▸ **Given instruction**
Repeat the listing exactly as given, omitting every image.

▸ **Records shown**
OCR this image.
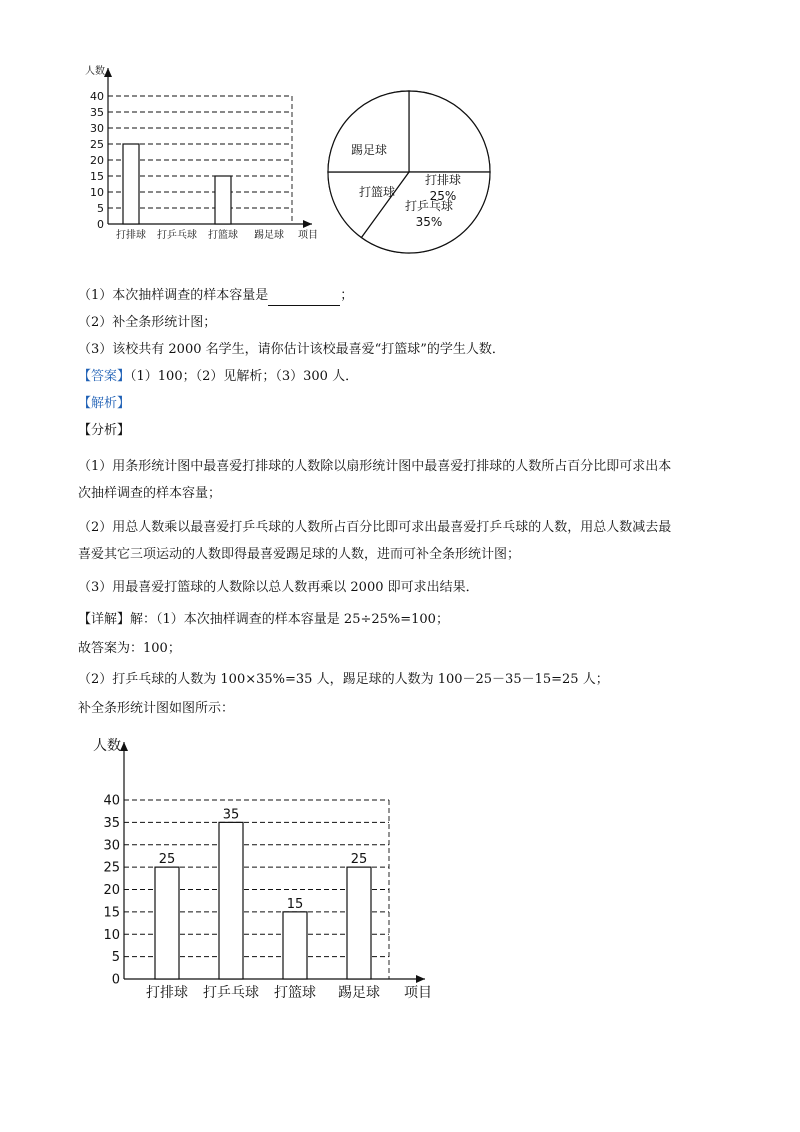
0
5
10
15
20
25
30
35
40
人数
项目
打排球 打乒乓球 打篮球 踢足球
打排球
25%
打乒乓球
35%
打篮球
踢足球
（1）本次抽样调查的样本容量是	；
（2）补全条形统计图；
（3）该校共有 2000 名学生，请你估计该校最喜爱“打篮球”的学生人数．
【答案】（1）100；（2）见解析；（3）300 人．
【解析】
【分析】
（1）用条形统计图中最喜爱打排球的人数除以扇形统计图中最喜爱打排球的人数所占百分比即可求出本
次抽样调查的样本容量；
（2）用总人数乘以最喜爱打乒乓球的人数所占百分比即可求出最喜爱打乒乓球的人数，用总人数减去最
喜爱其它三项运动的人数即得最喜爱踢足球的人数，进而可补全条形统计图；
（3）用最喜爱打篮球的人数除以总人数再乘以 2000 即可求出结果．
【详解】解：（1）本次抽样调查的样本容量是 25÷25%=100；
故答案为：100；
（2）打乒乓球的人数为 100×35%=35 人，踢足球的人数为 100－25－35－15=25 人；
补全条形统计图如图所示：
0
5
10
15
20
25
30
35
40
人数
项目
25
打排球
35
打乒乓球
15
打篮球
25
踢足球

▸ **Answer for this exercise**
OCR this image.
0
5
10
15
20
25
30
35
40
人数
项目
打排球 打乒乓球 打篮球 踢足球
打排球
25%
打乒乓球
35%
打篮球
踢足球
（1）本次抽样调查的样本容量是	；
（2）补全条形统计图；
（3）该校共有 2000 名学生，请你估计该校最喜爱“打篮球”的学生人数．
【答案】（1）100；（2）见解析；（3）300 人．
【解析】
【分析】
（1）用条形统计图中最喜爱打排球的人数除以扇形统计图中最喜爱打排球的人数所占百分比即可求出本
次抽样调查的样本容量；
（2）用总人数乘以最喜爱打乒乓球的人数所占百分比即可求出最喜爱打乒乓球的人数，用总人数减去最
喜爱其它三项运动的人数即得最喜爱踢足球的人数，进而可补全条形统计图；
（3）用最喜爱打篮球的人数除以总人数再乘以 2000 即可求出结果．
【详解】解：（1）本次抽样调查的样本容量是 25÷25%=100；
故答案为：100；
（2）打乒乓球的人数为 100×35%=35 人，踢足球的人数为 100－25－35－15=25 人；
补全条形统计图如图所示：
0
5
10
15
20
25
30
35
40
人数
项目
25
打排球
35
打乒乓球
15
打篮球
25
踢足球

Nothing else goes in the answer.